**Data excerpts:**

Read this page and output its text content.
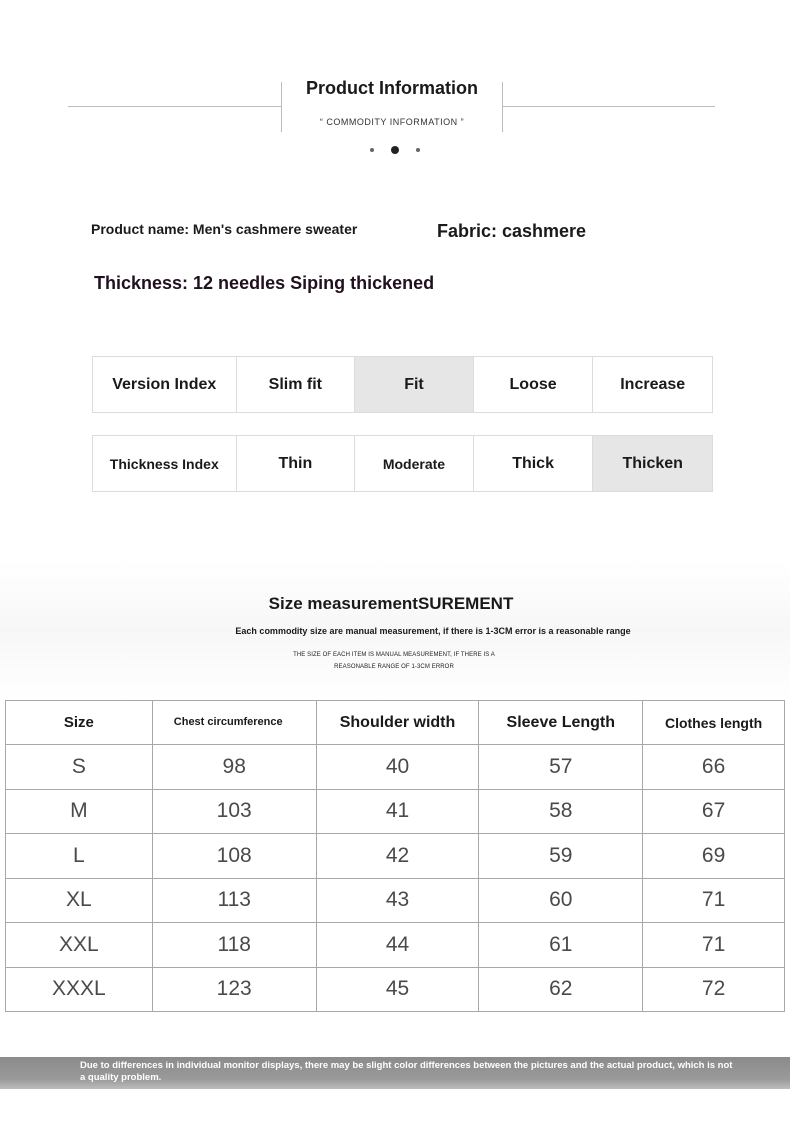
Product Information
“ COMMODITY INFORMATION ”
Product name: Men's cashmere sweater	Fabric: cashmere
Thickness: 12 needles Siping thickened
Version Index	Slim fit	Fit	Loose	Increase
Thickness Index	Thin	Moderate	Thick	Thicken
Size measurementSUREMENT
Each commodity size are manual measurement, if there is 1-3CM error is a reasonable range
THE SIZE OF EACH ITEM IS MANUAL MEASUREMENT, IF THERE IS A
REASONABLE RANGE OF 1-3CM ERROR
Size	Chest circumference	Shoulder width	Sleeve Length	Clothes length
S	98	40	57	66
M	103	41	58	67
L	108	42	59	69
XL	113	43	60	71
XXL	118	44	61	71
XXXL	123	45	62	72
Due to differences in individual monitor displays, there may be slight color differences between the pictures and the actual product, which is not a quality problem.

**Directive:** Your reply is one number: how many lines of the records above contain the word "Index".

**Task answer:** 2